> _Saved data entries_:
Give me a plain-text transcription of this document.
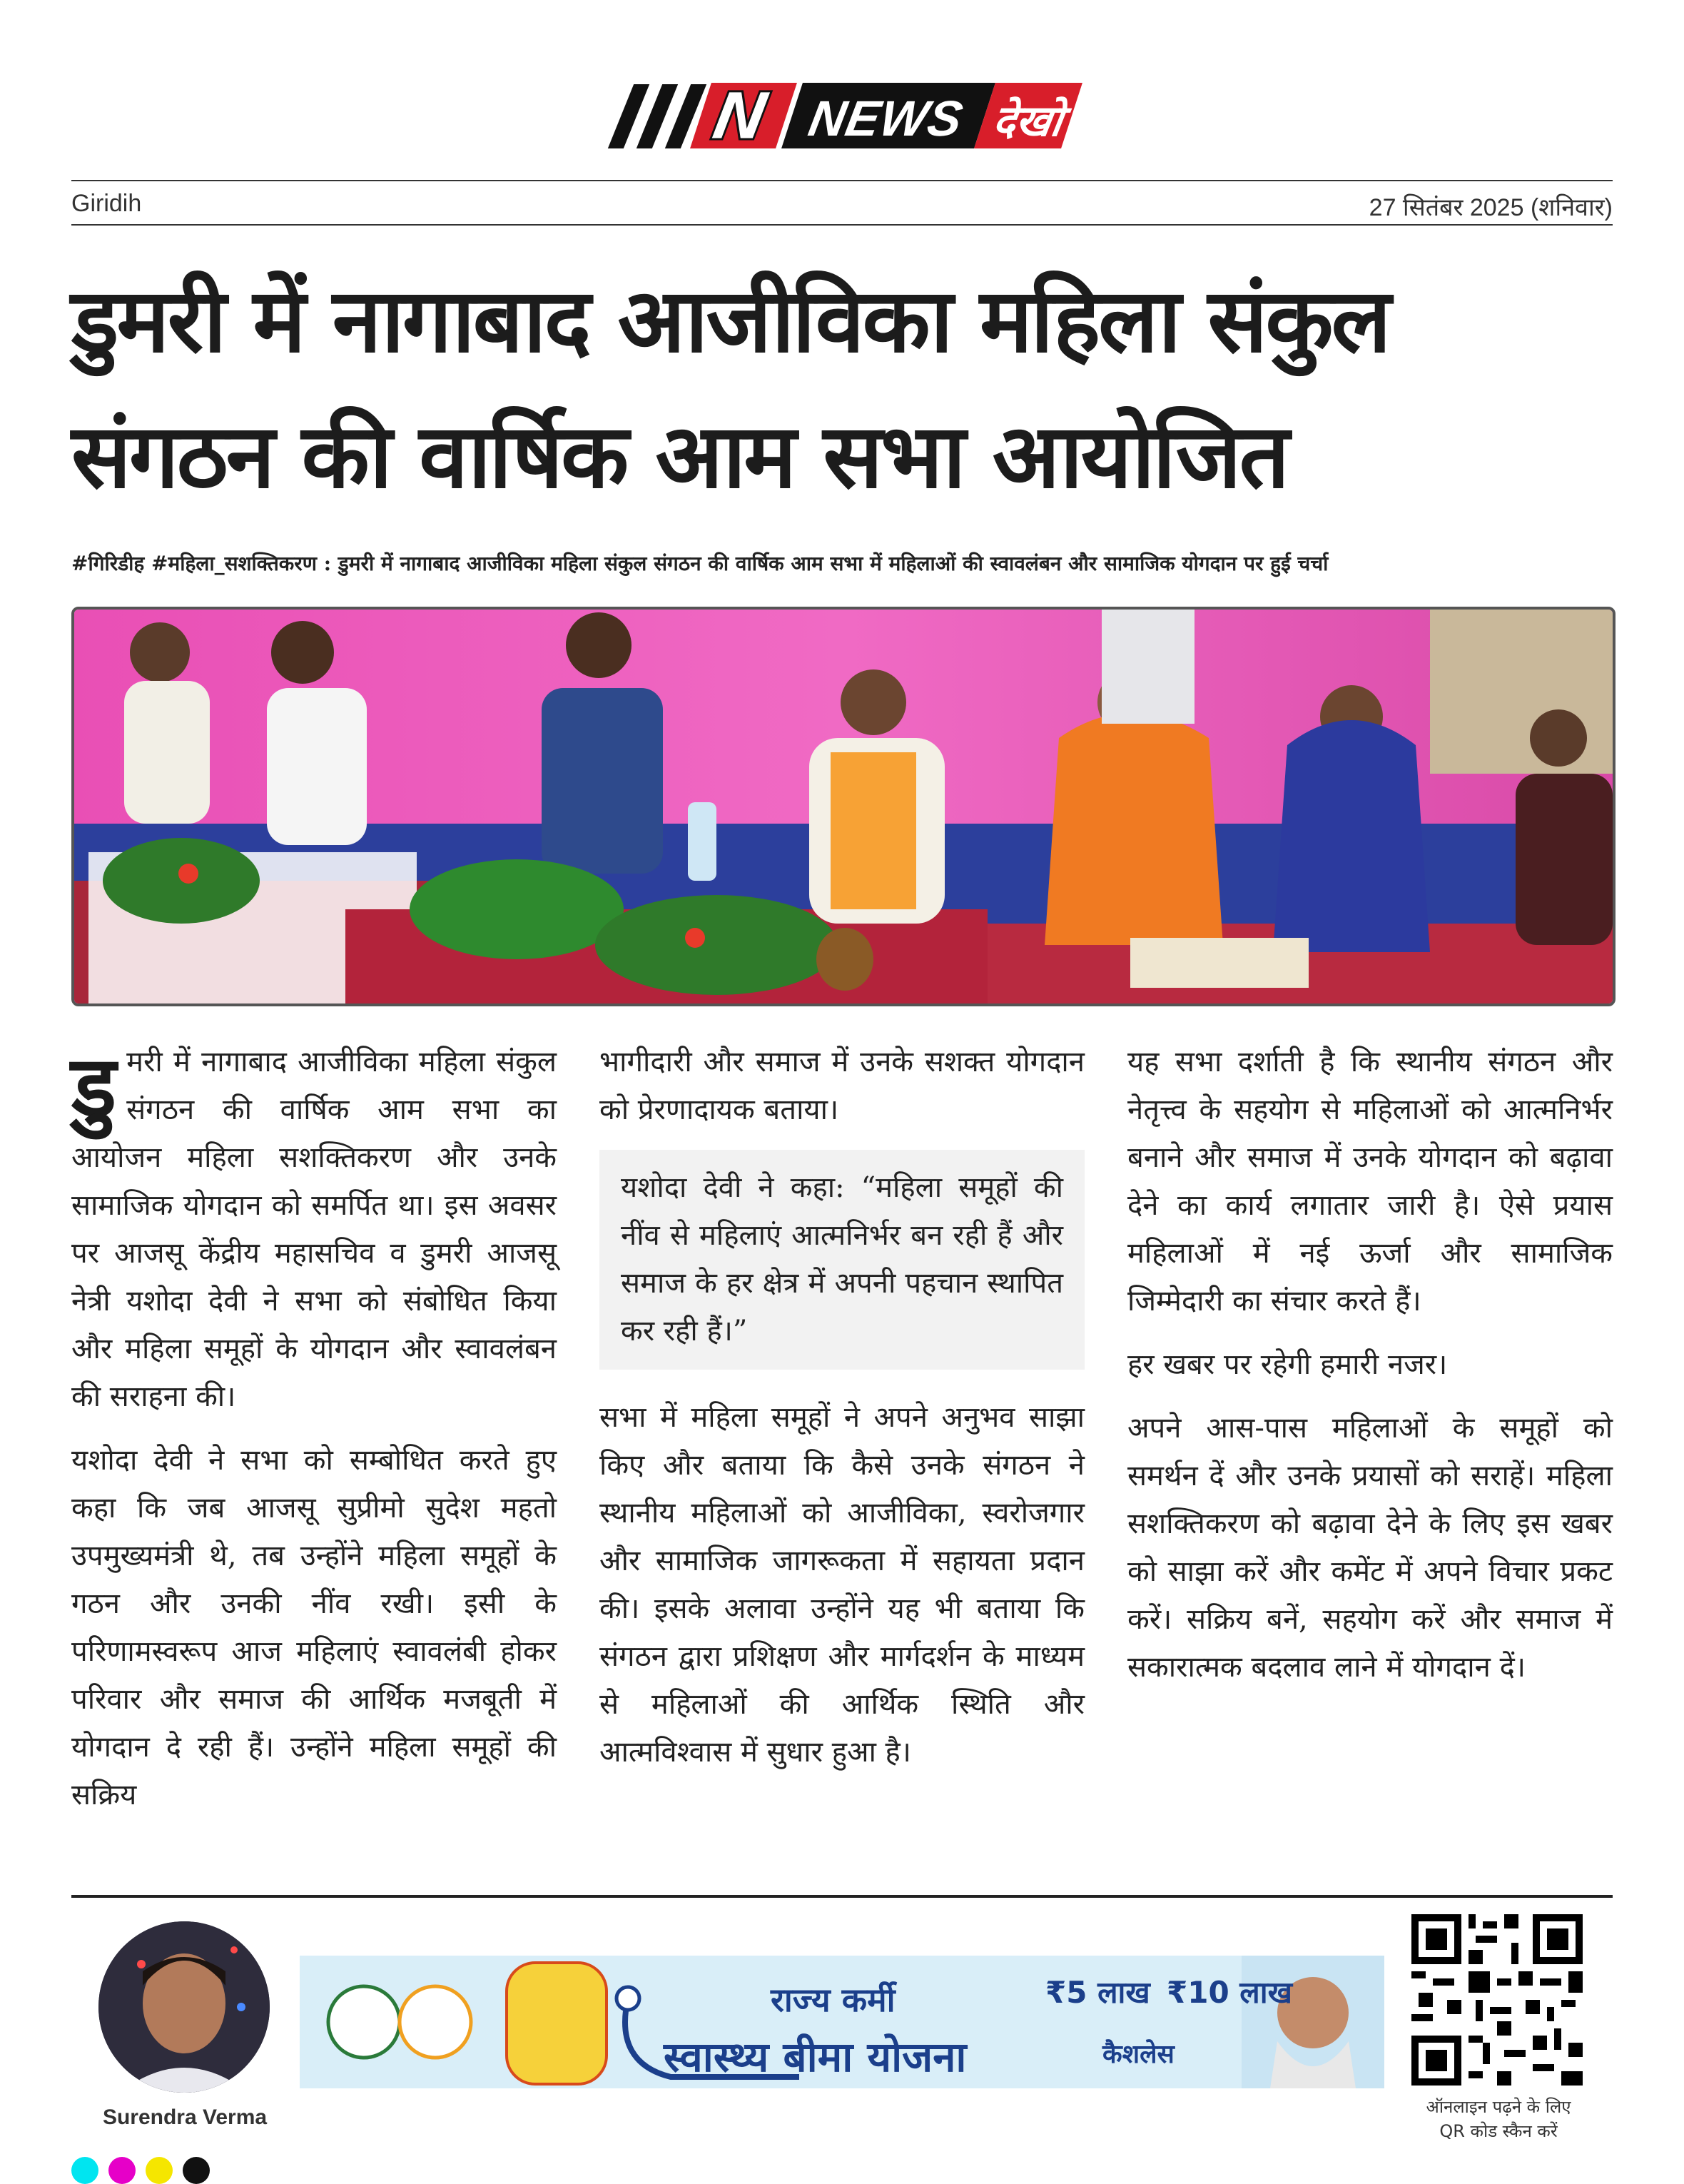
N NEWS देखो
Giridih	27 सितंबर 2025 (शनिवार)
डुमरी में नागाबाद आजीविका महिला संकुल
संगठन की वार्षिक आम सभा आयोजित
#गिरिडीह #महिला_सशक्तिकरण : डुमरी में नागाबाद आजीविका महिला संकुल संगठन की वार्षिक आम सभा में महिलाओं की स्वावलंबन और सामाजिक योगदान पर हुई चर्चा

डुमरी में नागाबाद आजीविका महिला संकुल संगठन की वार्षिक आम सभा का आयोजन महिला सशक्तिकरण और उनके सामाजिक योगदान को समर्पित था। इस अवसर पर आजसू केंद्रीय महासचिव व डुमरी आजसू नेत्री यशोदा देवी ने सभा को संबोधित किया और महिला समूहों के योगदान और स्वावलंबन की सराहना की।

यशोदा देवी ने सभा को सम्बोधित करते हुए कहा कि जब आजसू सुप्रीमो सुदेश महतो उपमुख्यमंत्री थे, तब उन्होंने महिला समूहों के गठन और उनकी नींव रखी। इसी के परिणामस्वरूप आज महिलाएं स्वावलंबी होकर परिवार और समाज की आर्थिक मजबूती में योगदान दे रही हैं। उन्होंने महिला समूहों की सक्रिय

भागीदारी और समाज में उनके सशक्त योगदान को प्रेरणादायक बताया।

यशोदा देवी ने कहा: “महिला समूहों की नींव से महिलाएं आत्मनिर्भर बन रही हैं और समाज के हर क्षेत्र में अपनी पहचान स्थापित कर रही हैं।”

सभा में महिला समूहों ने अपने अनुभव साझा किए और बताया कि कैसे उनके संगठन ने स्थानीय महिलाओं को आजीविका, स्वरोजगार और सामाजिक जागरूकता में सहायता प्रदान की। इसके अलावा उन्होंने यह भी बताया कि संगठन द्वारा प्रशिक्षण और मार्गदर्शन के माध्यम से महिलाओं की आर्थिक स्थिति और आत्मविश्वास में सुधार हुआ है।

यह सभा दर्शाती है कि स्थानीय संगठन और नेतृत्त्व के सहयोग से महिलाओं को आत्मनिर्भर बनाने और समाज में उनके योगदान को बढ़ावा देने का कार्य लगातार जारी है। ऐसे प्रयास महिलाओं में नई ऊर्जा और सामाजिक जिम्मेदारी का संचार करते हैं।

हर खबर पर रहेगी हमारी नजर।

अपने आस-पास महिलाओं के समूहों को समर्थन दें और उनके प्रयासों को सराहें। महिला सशक्तिकरण को बढ़ावा देने के लिए इस खबर को साझा करें और कमेंट में अपने विचार प्रकट करें। सक्रिय बनें, सहयोग करें और समाज में सकारात्मक बदलाव लाने में योगदान दें।

Surendra Verma
राज्य कर्मी
स्वास्थ्य बीमा योजना
₹5 लाख ₹10 लाख
कैशलेस
ऑनलाइन पढ़ने के लिए
QR कोड स्कैन करें
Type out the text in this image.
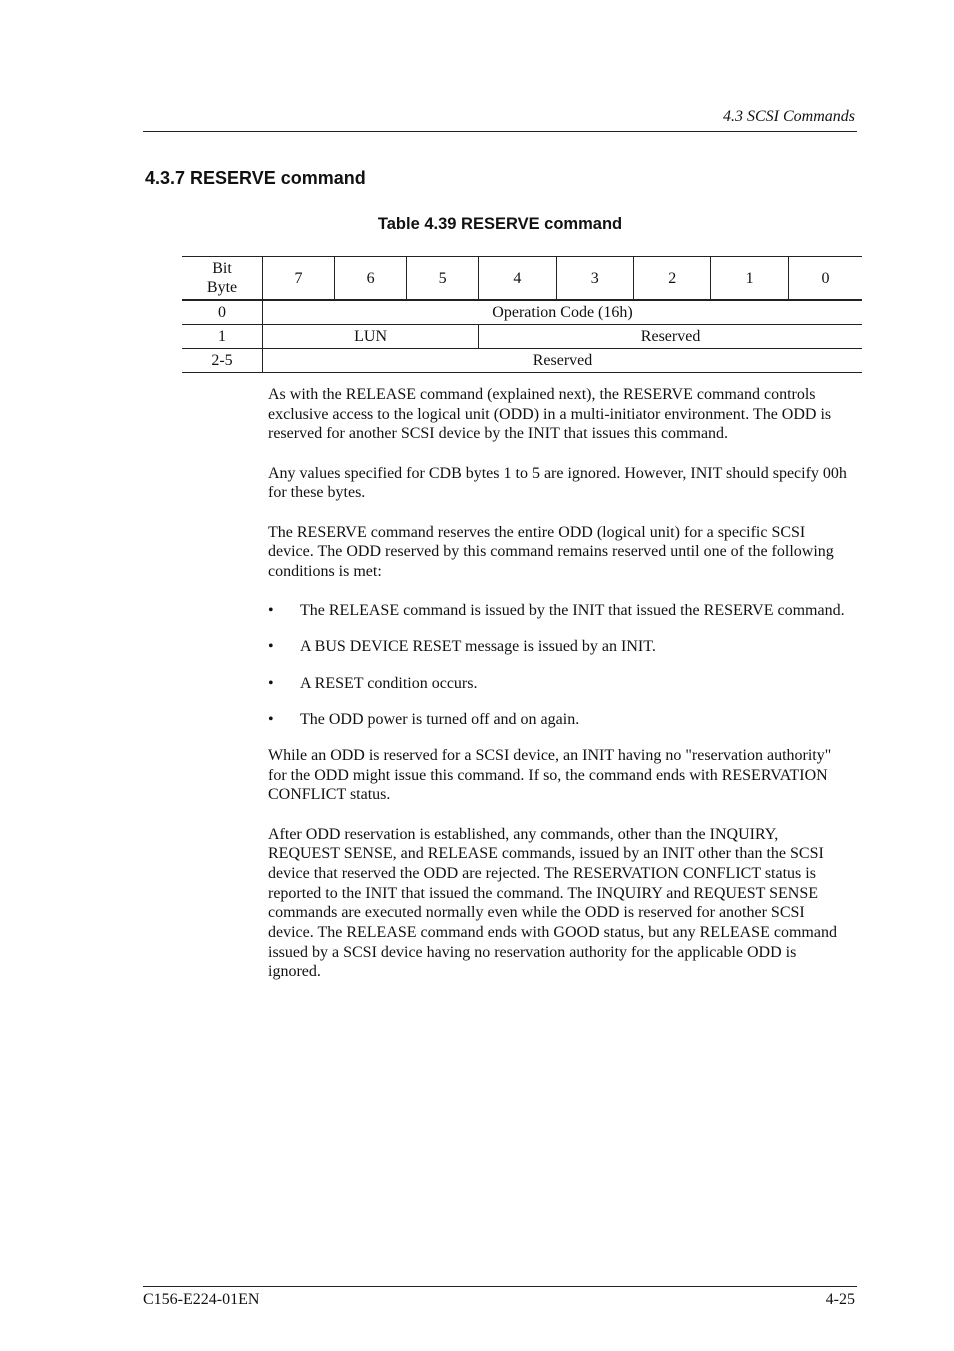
4.3 SCSI Commands
4.3.7 RESERVE command
Table 4.39 RESERVE command
Bit
Byte	7	6	5	4	3	2	1	0
0	Operation Code (16h)							
1	LUN			Reserved				
2-5	Reserved							

As with the RELEASE command (explained next), the RESERVE command controls exclusive access to the logical unit (ODD) in a multi-initiator environment. The ODD is reserved for another SCSI device by the INIT that issues this command.

Any values specified for CDB bytes 1 to 5 are ignored. However, INIT should specify 00h for these bytes.

The RESERVE command reserves the entire ODD (logical unit) for a specific SCSI device. The ODD reserved by this command remains reserved until one of the following conditions is met:

• The RELEASE command is issued by the INIT that issued the RESERVE command.
• A BUS DEVICE RESET message is issued by an INIT.
• A RESET condition occurs.
• The ODD power is turned off and on again.

While an ODD is reserved for a SCSI device, an INIT having no "reservation authority" for the ODD might issue this command. If so, the command ends with RESERVATION CONFLICT status.

After ODD reservation is established, any commands, other than the INQUIRY, REQUEST SENSE, and RELEASE commands, issued by an INIT other than the SCSI device that reserved the ODD are rejected. The RESERVATION CONFLICT status is reported to the INIT that issued the command. The INQUIRY and REQUEST SENSE commands are executed normally even while the ODD is reserved for another SCSI device. The RELEASE command ends with GOOD status, but any RELEASE command issued by a SCSI device having no reservation authority for the applicable ODD is ignored.

C156-E224-01EN	4-25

> _TASK DIRECTIONS_:
Pull out all lines from the entries above in which the word "issued" appears.

> _RIGHT ANSWER_:
• The RELEASE command is issued by the INIT that issued the RESERVE command.
• A BUS DEVICE RESET message is issued by an INIT.
After ODD reservation is established, any commands, other than the INQUIRY, REQUEST SENSE, and RELEASE commands, issued by an INIT other than the SCSI device that reserved the ODD are rejected. The RESERVATION CONFLICT status is reported to the INIT that issued the command. The INQUIRY and REQUEST SENSE commands are executed normally even while the ODD is reserved for another SCSI device. The RELEASE command ends with GOOD status, but any RELEASE command issued by a SCSI device having no reservation authority for the applicable ODD is ignored.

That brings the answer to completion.